• Exercise brief: How many lines in these records hold the string "помощь"? Reply with the number alone.

• Input records:
───

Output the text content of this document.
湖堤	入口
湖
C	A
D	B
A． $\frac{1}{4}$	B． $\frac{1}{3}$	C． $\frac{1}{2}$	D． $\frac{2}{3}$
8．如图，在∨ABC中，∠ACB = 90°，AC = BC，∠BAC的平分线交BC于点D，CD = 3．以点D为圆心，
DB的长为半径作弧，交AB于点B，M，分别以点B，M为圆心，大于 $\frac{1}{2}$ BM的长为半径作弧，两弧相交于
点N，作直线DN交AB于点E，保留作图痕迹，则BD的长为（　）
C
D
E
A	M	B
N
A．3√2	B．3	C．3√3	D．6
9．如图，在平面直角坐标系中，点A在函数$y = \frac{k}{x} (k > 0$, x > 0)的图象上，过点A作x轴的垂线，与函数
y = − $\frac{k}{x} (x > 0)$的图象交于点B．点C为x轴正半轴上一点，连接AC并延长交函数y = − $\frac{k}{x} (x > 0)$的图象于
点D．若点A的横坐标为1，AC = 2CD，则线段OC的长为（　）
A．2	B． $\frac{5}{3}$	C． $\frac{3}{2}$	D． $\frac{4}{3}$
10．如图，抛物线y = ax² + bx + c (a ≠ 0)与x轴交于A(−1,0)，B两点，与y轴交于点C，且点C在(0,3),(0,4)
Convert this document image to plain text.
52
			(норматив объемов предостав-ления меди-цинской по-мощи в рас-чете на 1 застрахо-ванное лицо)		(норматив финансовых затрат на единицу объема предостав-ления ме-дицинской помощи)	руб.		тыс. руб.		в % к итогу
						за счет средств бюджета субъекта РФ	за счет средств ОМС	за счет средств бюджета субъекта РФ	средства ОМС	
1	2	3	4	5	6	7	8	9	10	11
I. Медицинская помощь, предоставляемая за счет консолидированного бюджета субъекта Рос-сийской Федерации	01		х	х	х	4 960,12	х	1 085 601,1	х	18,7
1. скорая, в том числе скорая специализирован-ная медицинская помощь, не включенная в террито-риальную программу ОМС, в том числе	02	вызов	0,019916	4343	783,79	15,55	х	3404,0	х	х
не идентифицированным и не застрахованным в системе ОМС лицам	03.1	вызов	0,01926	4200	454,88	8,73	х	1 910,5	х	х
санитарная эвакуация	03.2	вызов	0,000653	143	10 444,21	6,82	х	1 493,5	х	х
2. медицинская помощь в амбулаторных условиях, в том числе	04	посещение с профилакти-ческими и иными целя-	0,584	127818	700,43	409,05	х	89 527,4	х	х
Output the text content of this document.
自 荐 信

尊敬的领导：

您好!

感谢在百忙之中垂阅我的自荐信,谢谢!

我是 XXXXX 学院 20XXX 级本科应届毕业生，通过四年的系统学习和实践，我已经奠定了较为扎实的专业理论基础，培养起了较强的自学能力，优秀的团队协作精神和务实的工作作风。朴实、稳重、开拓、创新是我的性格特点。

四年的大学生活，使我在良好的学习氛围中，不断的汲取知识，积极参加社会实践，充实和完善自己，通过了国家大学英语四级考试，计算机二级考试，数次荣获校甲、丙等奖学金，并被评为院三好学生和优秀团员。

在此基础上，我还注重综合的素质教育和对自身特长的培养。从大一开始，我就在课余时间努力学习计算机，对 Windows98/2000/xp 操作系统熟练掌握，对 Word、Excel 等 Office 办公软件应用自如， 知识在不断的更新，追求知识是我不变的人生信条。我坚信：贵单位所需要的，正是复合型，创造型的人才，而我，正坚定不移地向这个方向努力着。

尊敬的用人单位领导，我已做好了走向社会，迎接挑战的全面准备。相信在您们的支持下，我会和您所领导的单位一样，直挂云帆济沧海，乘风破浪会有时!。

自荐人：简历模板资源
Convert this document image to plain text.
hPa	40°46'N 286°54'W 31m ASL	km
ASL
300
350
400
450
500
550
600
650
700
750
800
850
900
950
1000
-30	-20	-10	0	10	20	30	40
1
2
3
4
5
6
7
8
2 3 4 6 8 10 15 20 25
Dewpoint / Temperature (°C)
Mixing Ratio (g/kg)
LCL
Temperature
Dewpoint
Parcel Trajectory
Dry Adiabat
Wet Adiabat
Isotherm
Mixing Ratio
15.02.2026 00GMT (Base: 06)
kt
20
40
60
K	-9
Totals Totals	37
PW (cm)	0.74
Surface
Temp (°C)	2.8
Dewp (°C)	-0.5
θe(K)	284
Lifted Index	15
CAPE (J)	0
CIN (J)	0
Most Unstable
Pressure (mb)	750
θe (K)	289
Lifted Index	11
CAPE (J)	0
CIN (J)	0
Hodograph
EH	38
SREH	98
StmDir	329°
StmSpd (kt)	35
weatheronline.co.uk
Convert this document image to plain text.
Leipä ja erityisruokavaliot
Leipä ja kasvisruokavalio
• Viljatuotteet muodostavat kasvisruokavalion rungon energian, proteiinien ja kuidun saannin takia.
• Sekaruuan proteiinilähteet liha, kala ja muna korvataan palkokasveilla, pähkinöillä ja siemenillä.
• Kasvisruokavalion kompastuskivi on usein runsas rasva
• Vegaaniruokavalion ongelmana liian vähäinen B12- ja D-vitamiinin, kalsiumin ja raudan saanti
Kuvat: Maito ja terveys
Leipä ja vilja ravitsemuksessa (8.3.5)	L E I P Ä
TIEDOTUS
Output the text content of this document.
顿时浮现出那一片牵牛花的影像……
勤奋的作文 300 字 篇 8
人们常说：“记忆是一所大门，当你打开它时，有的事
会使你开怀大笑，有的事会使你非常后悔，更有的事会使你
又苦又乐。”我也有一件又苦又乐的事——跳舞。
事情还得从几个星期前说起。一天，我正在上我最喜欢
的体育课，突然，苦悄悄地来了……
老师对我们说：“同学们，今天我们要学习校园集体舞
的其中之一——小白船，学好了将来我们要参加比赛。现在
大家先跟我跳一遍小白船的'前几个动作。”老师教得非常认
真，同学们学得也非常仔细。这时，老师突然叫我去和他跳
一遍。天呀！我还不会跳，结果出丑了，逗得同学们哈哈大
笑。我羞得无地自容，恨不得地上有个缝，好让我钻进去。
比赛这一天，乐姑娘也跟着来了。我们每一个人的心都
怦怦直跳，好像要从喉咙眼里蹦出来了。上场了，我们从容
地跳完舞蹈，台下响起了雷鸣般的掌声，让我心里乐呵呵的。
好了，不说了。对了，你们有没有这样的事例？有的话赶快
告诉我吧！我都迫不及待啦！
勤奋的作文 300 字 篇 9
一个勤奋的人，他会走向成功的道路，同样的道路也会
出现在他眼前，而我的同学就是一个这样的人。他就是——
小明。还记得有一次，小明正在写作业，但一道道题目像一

───

• Answer: 3